» **Work instructions**
Print the records exactly. Miss nothing.

═════ Input records ═════

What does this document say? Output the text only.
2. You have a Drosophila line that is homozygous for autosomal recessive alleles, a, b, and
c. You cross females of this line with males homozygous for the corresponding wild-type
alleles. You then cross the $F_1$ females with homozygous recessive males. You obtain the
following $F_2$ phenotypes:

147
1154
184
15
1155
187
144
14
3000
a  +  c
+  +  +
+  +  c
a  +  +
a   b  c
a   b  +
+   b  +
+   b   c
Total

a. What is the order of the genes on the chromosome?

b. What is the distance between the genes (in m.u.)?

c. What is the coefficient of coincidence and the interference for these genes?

═════

» **Result**
What does this document say? Output the text only.
2. You have a Drosophila line that is homozygous for autosomal recessive alleles, a, b, and
c. You cross females of this line with males homozygous for the corresponding wild-type
alleles. You then cross the $F_1$ females with homozygous recessive males. You obtain the
following $F_2$ phenotypes:

147
1154
184
15
1155
187
144
14
3000
a  +  c
+  +  +
+  +  c
a  +  +
a   b  c
a   b  +
+   b  +
+   b   c
Total

a. What is the order of the genes on the chromosome?

b. What is the distance between the genes (in m.u.)?

c. What is the coefficient of coincidence and the interference for these genes?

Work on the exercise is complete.